Every item on this page was hand-picked by a House Beautiful editor. We may earn commission on some of the items you choose to buy.
Sure, summer can be hot and muggy, but that doesn't mean your garden has to look drab and wilted. Many summer flowers are perfectly suited to the soaring temperatures, and they're easy to grow, too. Whether you plant in garden beds, containers, or window boxes, adding flowers to your landscape attracts pollinators such as hummingbirds, creates instant curb appeal, and will make you happy every time you pull into your driveway or sit on your balcony.
You should include both annuals (plants that grow for one season) and perennials (plants come back for many years) in your garden for season-long color. When shopping, read the plant tag or description so you know what you're buying, and then give it the right conditions. For example, full sun plants need six or more hours per day, while part sun is considered about half that. Shade plants require no direct sunlight or only a little morning sun.
With perennials, make sure to choose those in your USDA Hardiness zone (find yours here). And if you’ve planted in containers, check pots daily during dry spells, especially as the plant gets bigger and uses more water. Containers, especially porous materials such as clay or ceramic, dry out more quickly than plastic, so there may be times you'll need to water more than once a day during the height of the summer.
Ahead, our favorite annuals and perennial summer flowers for show-stopping color all growing season:
If you choose just one summer flower, make it calibrachoa. This vining annual loves the sun, comes in tons of colors, and attracts hummingbirds. It's great in planters, hanging baskets, or window boxes.
These tiny flowers love sun! You can plant them in your garden, or use them to fill in cracks in walkways. The low-growing flowers come in pink, salmon, purple, white, and yellow. Bonus: They boast a honey-like fragrance. They'll tolerate some afternoon shade.
This tough-as-nails annual comes in bright pink, yellow, purple and pink or a combination of sunny colors. It's heat and drought tolerant, and butterflies and hummingbirds like it, too! In warm climates, lantana may survive winter and become a small shrub. Plant it at the front of sunny borders or in window boxes and planters.

**Dataset extract:**

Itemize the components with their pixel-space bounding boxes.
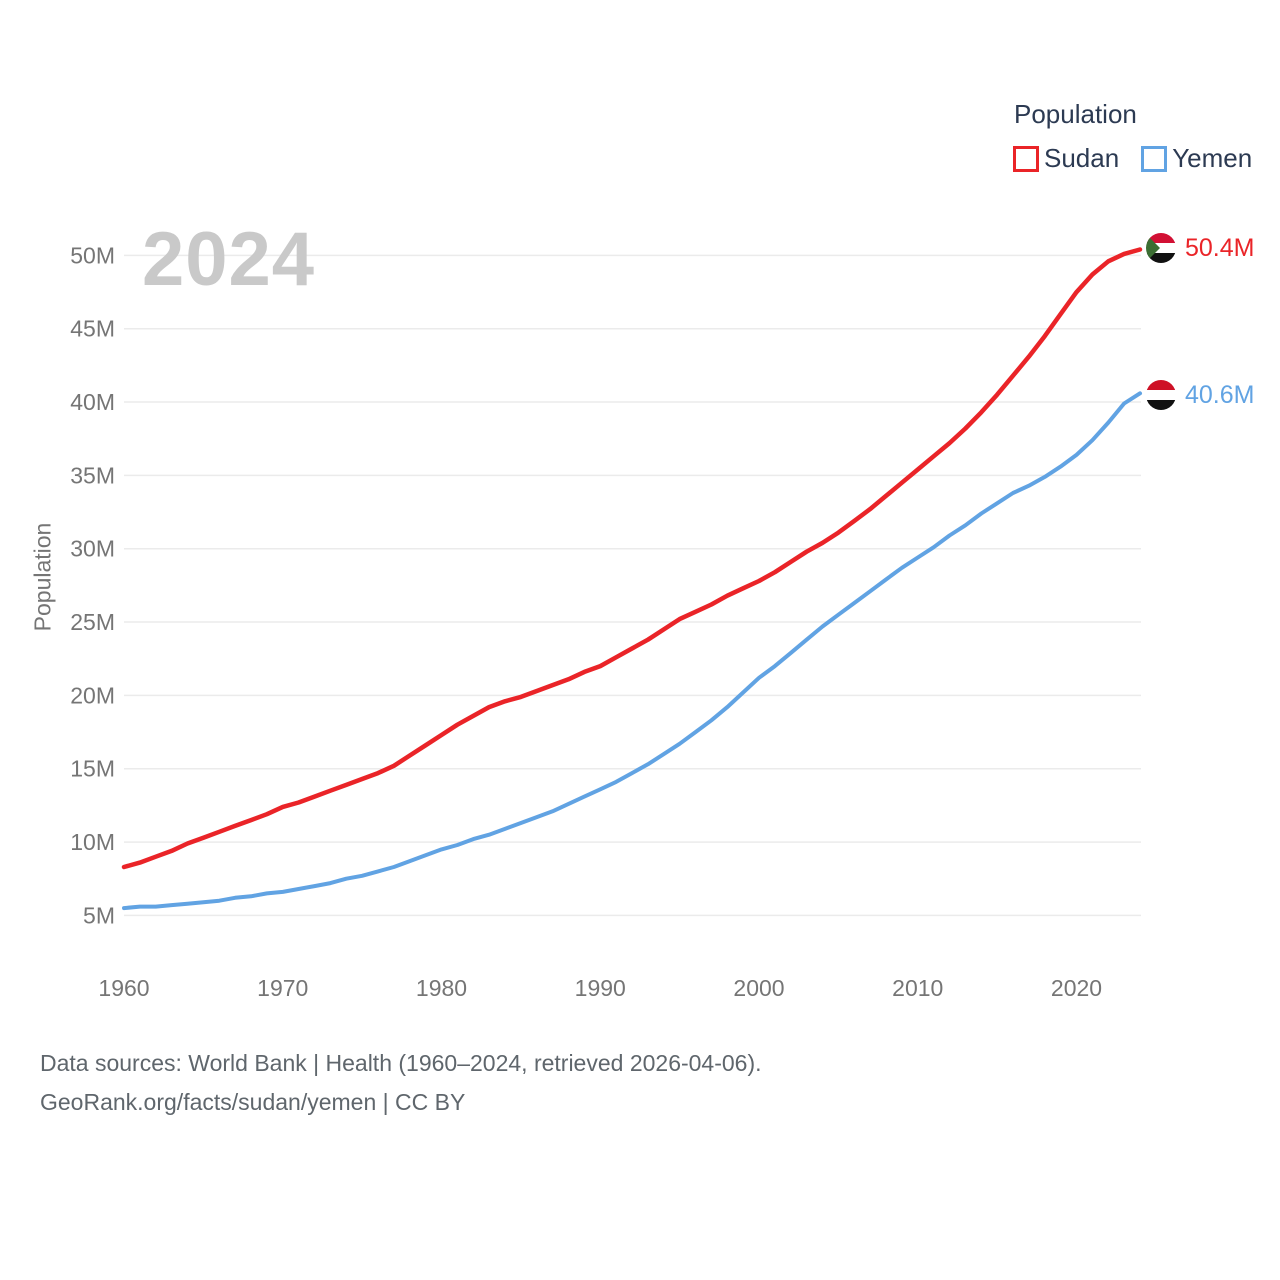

**Your tasks:**
[1] Can you repeat the summer flowers piece from "This tough-as-nails annual" to "boxes and planters.", swapping "lantana" for "verbena"?
[2] How would the summer flowers piece go on? Write the next part, picking up after its final sentence.

**Set of answers:**
[1]
This tough-as-nails annual comes in bright pink, yellow, purple and pink or a combination of sunny colors. It's heat and drought tolerant, and butterflies and hummingbirds like it, too! In warm climates, verbena may survive winter and become a small shrub. Plant it at the front of sunny borders or in window boxes and planters.

[2]
Nothing can beat cannas for sheer visual impact. Their gorgeous leaves and striking flowers in bold colors bloom all summer in full sun. This tropical plant grows well in containers or in the landscape. Their rhizomes (bulb-like structures) may be hardy in zones 8 and warmer, but in other regions, you’ll have to lift them from the ground in fall, store over the winter, and replant in spring.
This low-growing annual succulent, also called moss rose, comes in jewel-tones and flowers and flowers all summer long, even in the driest, hottest weather. Its fleshy leaves make it heat and drought tolerant. Plant it in rock gardens or in the front of borders in full sun.
Spikes of pink, purple or white flowers top fragrant foliage. Pollinators love this full-sun perennial! Salvia is ideal for adding height to containers or when planted in the middle of borders.
Caladiums, which need mostly shade, are grown for their cute pink and green heart-shaped leaves. They look equally striking in the landscape or in containers. Bonus: This tropical plant can be brought indoors in the fall to enjoy as a houseplant.
This sun-loving perennial works in any garden setting, and its silvery foliage is attractive even before the fragrant purple spikes of flowers appear. There are many different varieties, so be sure to read the description and choose a type of lavender that will survive in your USDA hardiness zone.
It's no wonder sunflowers attract bees—they're gorgeous. They require full sun and are drought tolerant. Put them in patio containers, garden beds, or along borders. Yellow sunflowers are iconic, but they're available in many different varieties and colors, including red, orange, salmon, and pink.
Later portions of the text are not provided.